**What this task involves**
Please find all lines in the data that hold the string "Budget" and copy them.

**Items**
--------------------------------------------------

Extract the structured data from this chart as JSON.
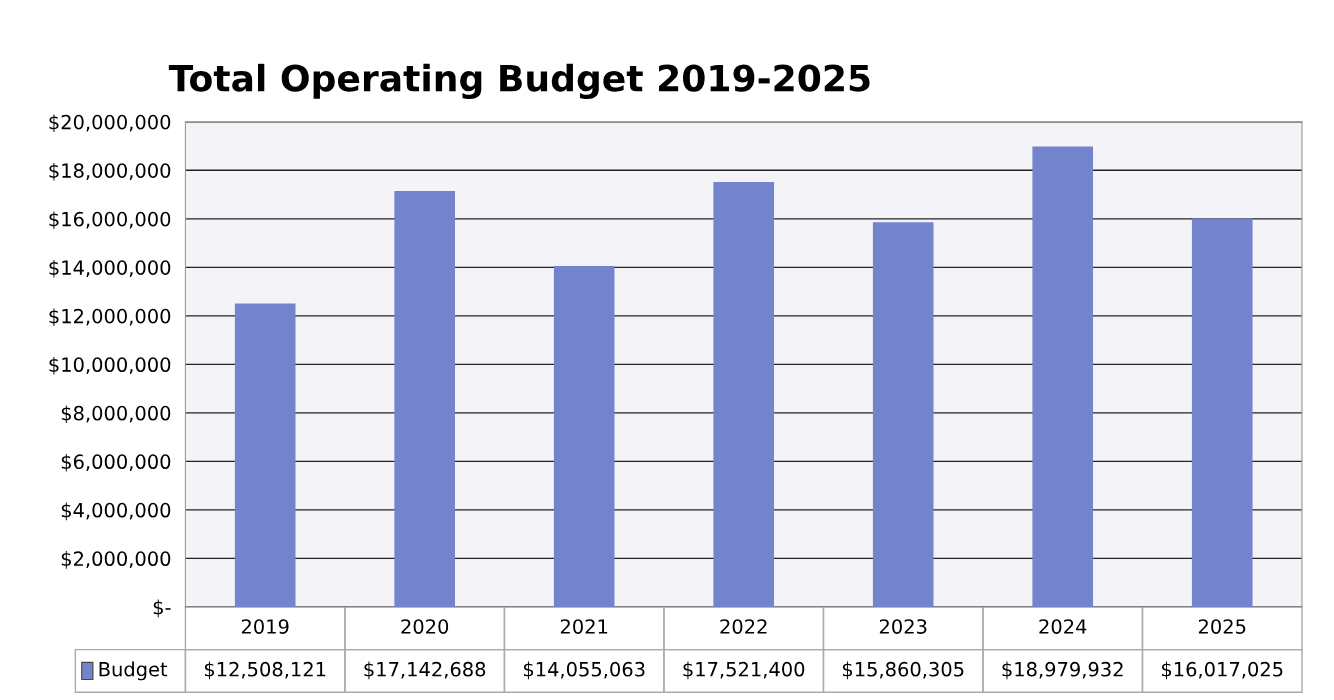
{
  "chart_data": {
    "type": "bar",
    "title": "Total Operating Budget 2019-2025",
    "categories": [
      "2019",
      "2020",
      "2021",
      "2022",
      "2023",
      "2024",
      "2025"
    ],
    "series": [
      {
        "name": "Budget",
        "color": "#7383cc",
        "values": [
          12508121,
          17142688,
          14055063,
          17521400,
          15860305,
          18979932,
          16017025
        ],
        "value_labels": [
          "$12,508,121",
          "$17,142,688",
          "$14,055,063",
          "$17,521,400",
          "$15,860,305",
          "$18,979,932",
          "$16,017,025"
        ]
      }
    ],
    "ylim": [
      0,
      20000000
    ],
    "yticks": [
      {
        "value": 0,
        "label": "$-"
      },
      {
        "value": 2000000,
        "label": "$2,000,000"
      },
      {
        "value": 4000000,
        "label": "$4,000,000"
      },
      {
        "value": 6000000,
        "label": "$6,000,000"
      },
      {
        "value": 8000000,
        "label": "$8,000,000"
      },
      {
        "value": 10000000,
        "label": "$10,000,000"
      },
      {
        "value": 12000000,
        "label": "$12,000,000"
      },
      {
        "value": 14000000,
        "label": "$14,000,000"
      },
      {
        "value": 16000000,
        "label": "$16,000,000"
      },
      {
        "value": 18000000,
        "label": "$18,000,000"
      },
      {
        "value": 20000000,
        "label": "$20,000,000"
      }
    ],
    "grid": "y",
    "legend": "bottom"
  }
}
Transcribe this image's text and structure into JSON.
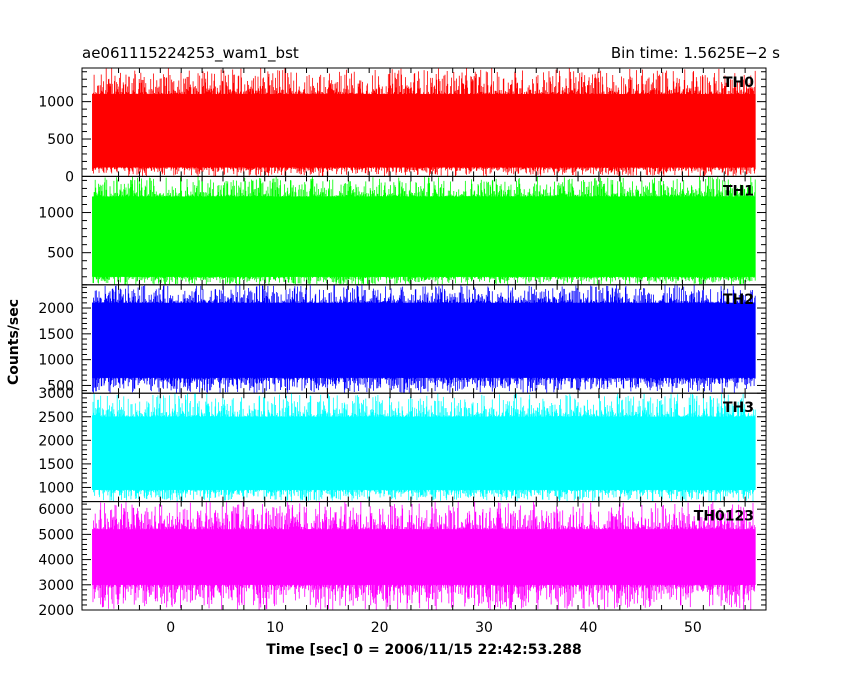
{
  "header": {
    "title_left": "ae061115224253_wam1_bst",
    "title_right": "Bin time: 1.5625E−2 s"
  },
  "chart_data": {
    "type": "line",
    "title": "ae061115224253_wam1_bst",
    "subtitle": "Bin time: 1.5625E−2 s",
    "xlabel": "Time [sec] 0 = 2006/11/15 22:42:53.288",
    "ylabel": "Counts/sec",
    "xlim": [
      -8.5,
      57
    ],
    "data_x_range": [
      -7.5,
      56
    ],
    "bin_time": 0.015625,
    "x_ticks": [
      0,
      10,
      20,
      30,
      40,
      50
    ],
    "grid": false,
    "legend": "none",
    "series": [
      {
        "name": "TH0",
        "color": "#ff0000",
        "ylim": [
          0,
          1450
        ],
        "y_ticks": [
          0,
          500,
          1000
        ],
        "low": 120,
        "high": 1100,
        "min": 0,
        "max": 1450
      },
      {
        "name": "TH1",
        "color": "#00ff00",
        "ylim": [
          100,
          1450
        ],
        "y_ticks": [
          500,
          1000
        ],
        "low": 200,
        "high": 1200,
        "min": 100,
        "max": 1450
      },
      {
        "name": "TH2",
        "color": "#0000ff",
        "ylim": [
          350,
          2450
        ],
        "y_ticks": [
          500,
          1000,
          1500,
          2000
        ],
        "low": 650,
        "high": 2100,
        "min": 350,
        "max": 2450
      },
      {
        "name": "TH3",
        "color": "#00ffff",
        "ylim": [
          700,
          3000
        ],
        "y_ticks": [
          1000,
          1500,
          2000,
          2500,
          3000
        ],
        "low": 950,
        "high": 2500,
        "min": 700,
        "max": 3000
      },
      {
        "name": "TH0123",
        "color": "#ff00ff",
        "ylim": [
          2000,
          6300
        ],
        "y_ticks": [
          2000,
          3000,
          4000,
          5000,
          6000
        ],
        "low": 3000,
        "high": 5200,
        "min": 2000,
        "max": 6300
      }
    ]
  }
}
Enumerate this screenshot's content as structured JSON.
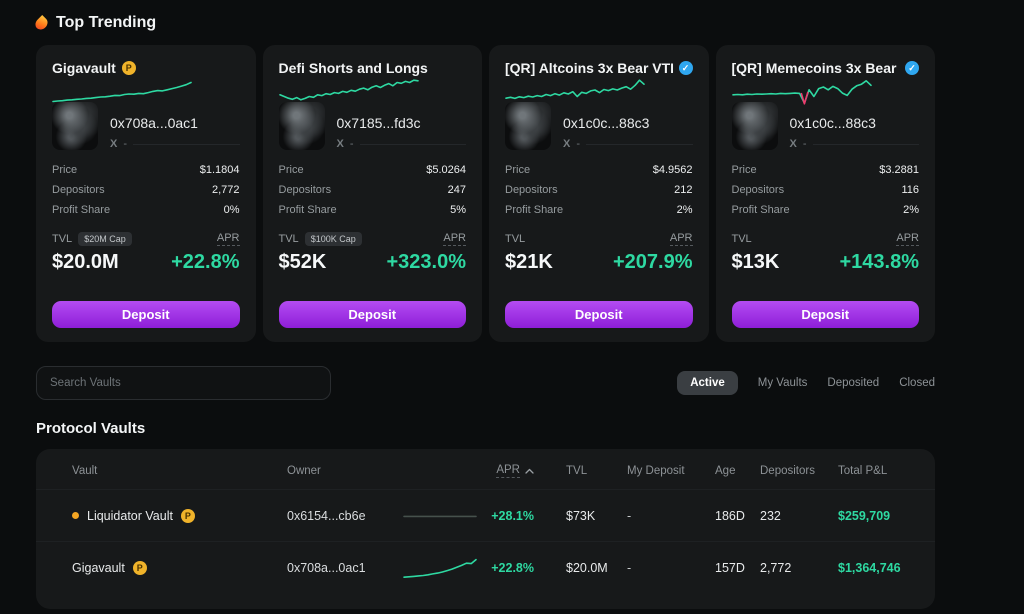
{
  "colors": {
    "green": "#2ed9a2",
    "purple": "#a432ea",
    "gold": "#f0b32a",
    "blue": "#2fa7f0",
    "red": "#ef3a6d",
    "flat": "#46514c"
  },
  "header": {
    "title": "Top Trending"
  },
  "labels": {
    "price": "Price",
    "depositors": "Depositors",
    "profit_share": "Profit Share",
    "tvl": "TVL",
    "apr": "APR",
    "deposit": "Deposit",
    "x": "X",
    "x_sep": "-"
  },
  "trending_cards": [
    {
      "title": "Gigavault",
      "badge_gold": true,
      "badge_verified": false,
      "address": "0x708a...0ac1",
      "x_handle": "-",
      "price": "$1.1804",
      "depositors": "2,772",
      "profit_share": "0%",
      "cap_badge": "$20M Cap",
      "tvl": "$20.0M",
      "apr": "+22.8%",
      "sparkline": [
        16,
        18,
        19,
        21,
        22,
        24,
        25,
        27,
        28,
        30,
        32,
        33,
        35,
        38,
        37,
        41,
        43,
        42,
        45,
        44,
        48,
        52,
        55,
        54,
        58,
        62,
        66,
        71,
        76,
        84
      ]
    },
    {
      "title": "Defi Shorts and Longs",
      "badge_gold": false,
      "badge_verified": false,
      "address": "0x7185...fd3c",
      "x_handle": "-",
      "price": "$5.0264",
      "depositors": "247",
      "profit_share": "5%",
      "cap_badge": "$100K Cap",
      "tvl": "$52K",
      "apr": "+323.0%",
      "sparkline": [
        40,
        34,
        28,
        24,
        30,
        22,
        27,
        34,
        31,
        40,
        37,
        44,
        41,
        48,
        45,
        52,
        49,
        56,
        53,
        60,
        64,
        58,
        67,
        72,
        66,
        74,
        80,
        72,
        84,
        81,
        88,
        84,
        92,
        90
      ]
    },
    {
      "title": "[QR] Altcoins 3x Bear VTF",
      "badge_gold": false,
      "badge_verified": true,
      "address": "0x1c0c...88c3",
      "x_handle": "-",
      "price": "$4.9562",
      "depositors": "212",
      "profit_share": "2%",
      "cap_badge": "",
      "tvl": "$21K",
      "apr": "+207.9%",
      "sparkline": [
        28,
        31,
        27,
        33,
        30,
        35,
        32,
        37,
        34,
        41,
        37,
        44,
        39,
        47,
        43,
        51,
        34,
        49,
        45,
        54,
        57,
        48,
        59,
        55,
        61,
        57,
        64,
        69,
        60,
        74,
        92,
        78
      ]
    },
    {
      "title": "[QR] Memecoins 3x Bear ...",
      "badge_gold": false,
      "badge_verified": true,
      "address": "0x1c0c...88c3",
      "x_handle": "-",
      "price": "$3.2881",
      "depositors": "116",
      "profit_share": "2%",
      "cap_badge": "",
      "tvl": "$13K",
      "apr": "+143.8%",
      "sparkline": [
        40,
        41,
        40,
        42,
        41,
        43,
        42,
        43,
        44,
        43,
        45,
        44,
        45,
        46,
        45,
        10,
        58,
        34,
        62,
        68,
        58,
        70,
        62,
        46,
        38,
        60,
        72,
        78,
        90,
        74
      ],
      "accent": [
        [
          14.4,
          44
        ],
        [
          15,
          8
        ],
        [
          15.7,
          48
        ]
      ]
    }
  ],
  "search": {
    "placeholder": "Search Vaults"
  },
  "filters": {
    "items": [
      "Active",
      "My Vaults",
      "Deposited",
      "Closed"
    ],
    "active": "Active"
  },
  "section": {
    "title": "Protocol Vaults"
  },
  "table": {
    "columns": [
      "Vault",
      "Owner",
      "APR",
      "TVL",
      "My Deposit",
      "Age",
      "Depositors",
      "Total P&L"
    ],
    "sort_column": "APR",
    "rows": [
      {
        "live": true,
        "vault": "Liquidator Vault",
        "badge_gold": true,
        "owner": "0x6154...cb6e",
        "apr": "+28.1%",
        "spark": [
          48,
          48,
          48,
          48,
          48,
          48,
          48,
          48,
          48,
          48,
          48,
          48
        ],
        "spark_color": "#46514c",
        "tvl": "$73K",
        "my_deposit": "-",
        "age": "186D",
        "depositors": "232",
        "total_pnl": "$259,709"
      },
      {
        "live": false,
        "vault": "Gigavault",
        "badge_gold": true,
        "owner": "0x708a...0ac1",
        "apr": "+22.8%",
        "spark": [
          8,
          10,
          12,
          14,
          16,
          19,
          23,
          27,
          32,
          38,
          45,
          53,
          62,
          72,
          70,
          88
        ],
        "spark_color": "#2ed9a2",
        "tvl": "$20.0M",
        "my_deposit": "-",
        "age": "157D",
        "depositors": "2,772",
        "total_pnl": "$1,364,746"
      }
    ]
  }
}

--------------------------------------------------

**Finished exercise**
    "title": "Total Operating Budget 2019-2025",
        "name": "Budget",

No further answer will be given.